**WORK REQUIRED**
Read the material below and count the lines holding the string "JSON". Give that count with nothing added.

::::::

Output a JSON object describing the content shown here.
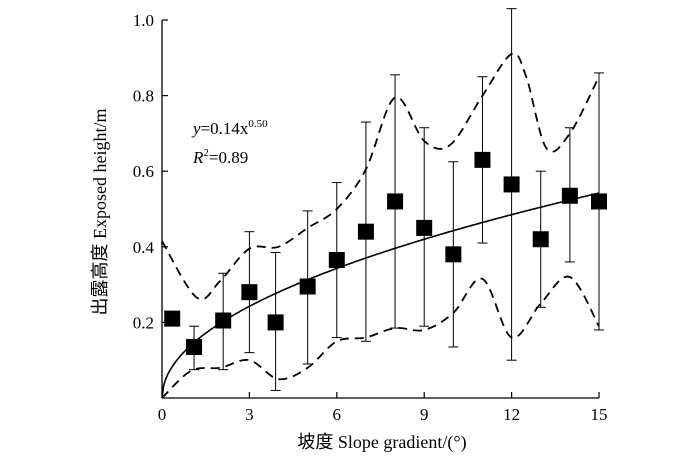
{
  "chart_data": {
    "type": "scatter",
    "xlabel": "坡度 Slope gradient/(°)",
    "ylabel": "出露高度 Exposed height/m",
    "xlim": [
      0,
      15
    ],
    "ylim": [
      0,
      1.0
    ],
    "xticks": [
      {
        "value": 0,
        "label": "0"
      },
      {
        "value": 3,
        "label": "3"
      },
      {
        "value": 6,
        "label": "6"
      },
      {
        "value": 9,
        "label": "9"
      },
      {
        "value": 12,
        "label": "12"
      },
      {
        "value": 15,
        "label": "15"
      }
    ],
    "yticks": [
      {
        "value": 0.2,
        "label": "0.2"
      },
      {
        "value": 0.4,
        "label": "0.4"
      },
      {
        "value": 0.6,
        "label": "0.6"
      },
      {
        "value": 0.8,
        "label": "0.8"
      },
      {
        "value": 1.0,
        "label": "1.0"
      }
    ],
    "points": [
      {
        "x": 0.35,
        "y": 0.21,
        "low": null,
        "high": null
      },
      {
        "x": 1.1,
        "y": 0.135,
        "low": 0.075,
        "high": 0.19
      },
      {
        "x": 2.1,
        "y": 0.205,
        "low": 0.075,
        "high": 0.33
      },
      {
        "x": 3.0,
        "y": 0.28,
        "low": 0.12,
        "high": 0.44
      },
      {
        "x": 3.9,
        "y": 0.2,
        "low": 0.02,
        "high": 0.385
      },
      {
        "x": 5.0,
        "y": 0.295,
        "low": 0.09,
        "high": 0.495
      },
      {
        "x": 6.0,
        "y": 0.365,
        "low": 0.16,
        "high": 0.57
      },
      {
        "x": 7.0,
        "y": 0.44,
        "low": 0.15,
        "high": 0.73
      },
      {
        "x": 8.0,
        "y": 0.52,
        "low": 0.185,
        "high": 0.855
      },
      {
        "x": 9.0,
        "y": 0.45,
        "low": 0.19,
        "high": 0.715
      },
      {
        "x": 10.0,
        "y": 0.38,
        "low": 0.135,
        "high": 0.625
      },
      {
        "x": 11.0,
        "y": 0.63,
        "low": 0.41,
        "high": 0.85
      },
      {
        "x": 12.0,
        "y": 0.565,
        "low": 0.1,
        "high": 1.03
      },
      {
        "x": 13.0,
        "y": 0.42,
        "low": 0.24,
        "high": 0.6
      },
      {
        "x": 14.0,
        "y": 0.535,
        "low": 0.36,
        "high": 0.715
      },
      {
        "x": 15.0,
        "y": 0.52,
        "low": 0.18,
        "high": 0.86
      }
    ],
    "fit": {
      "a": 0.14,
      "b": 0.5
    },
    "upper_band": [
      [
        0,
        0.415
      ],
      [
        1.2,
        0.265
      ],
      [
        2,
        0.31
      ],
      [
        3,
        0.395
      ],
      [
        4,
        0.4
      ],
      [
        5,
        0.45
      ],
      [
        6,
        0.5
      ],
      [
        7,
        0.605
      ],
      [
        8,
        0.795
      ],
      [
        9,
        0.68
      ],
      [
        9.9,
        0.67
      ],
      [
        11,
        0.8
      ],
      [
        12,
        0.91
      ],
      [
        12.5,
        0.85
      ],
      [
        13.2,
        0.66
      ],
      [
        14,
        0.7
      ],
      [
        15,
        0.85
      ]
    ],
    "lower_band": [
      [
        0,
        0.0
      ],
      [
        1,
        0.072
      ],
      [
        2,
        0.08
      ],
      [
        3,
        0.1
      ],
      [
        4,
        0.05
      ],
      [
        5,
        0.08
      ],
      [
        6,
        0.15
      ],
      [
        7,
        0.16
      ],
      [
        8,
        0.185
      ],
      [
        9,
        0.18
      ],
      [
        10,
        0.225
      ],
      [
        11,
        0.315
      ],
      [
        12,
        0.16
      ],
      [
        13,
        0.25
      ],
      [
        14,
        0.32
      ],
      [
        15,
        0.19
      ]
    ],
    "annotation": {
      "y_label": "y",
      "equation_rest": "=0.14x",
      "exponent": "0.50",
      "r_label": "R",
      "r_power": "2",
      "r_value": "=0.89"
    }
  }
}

::::::

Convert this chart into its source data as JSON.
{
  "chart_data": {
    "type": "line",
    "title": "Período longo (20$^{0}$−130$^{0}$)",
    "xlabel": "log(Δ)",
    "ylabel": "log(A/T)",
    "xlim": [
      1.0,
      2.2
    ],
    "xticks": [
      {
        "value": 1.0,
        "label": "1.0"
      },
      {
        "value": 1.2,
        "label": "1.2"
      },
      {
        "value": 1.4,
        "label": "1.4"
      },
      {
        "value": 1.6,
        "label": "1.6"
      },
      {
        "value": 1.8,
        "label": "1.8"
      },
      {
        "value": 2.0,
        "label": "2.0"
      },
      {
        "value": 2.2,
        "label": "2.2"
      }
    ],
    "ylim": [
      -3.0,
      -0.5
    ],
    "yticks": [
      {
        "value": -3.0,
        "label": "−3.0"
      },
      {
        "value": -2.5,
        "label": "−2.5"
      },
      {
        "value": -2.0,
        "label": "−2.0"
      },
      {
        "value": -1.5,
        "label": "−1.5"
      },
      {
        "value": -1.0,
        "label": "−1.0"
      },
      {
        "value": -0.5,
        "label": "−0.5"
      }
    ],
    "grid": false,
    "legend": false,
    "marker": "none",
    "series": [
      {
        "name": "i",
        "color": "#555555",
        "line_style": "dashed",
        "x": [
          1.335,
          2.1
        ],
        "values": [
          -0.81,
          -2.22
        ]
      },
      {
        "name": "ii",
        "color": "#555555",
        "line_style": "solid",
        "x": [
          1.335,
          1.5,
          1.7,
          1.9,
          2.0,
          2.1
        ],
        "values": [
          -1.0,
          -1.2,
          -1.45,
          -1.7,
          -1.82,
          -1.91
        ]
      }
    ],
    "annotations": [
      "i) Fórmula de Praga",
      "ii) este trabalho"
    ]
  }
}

::::::

**OUTPUT OF THE EXERCISE**
2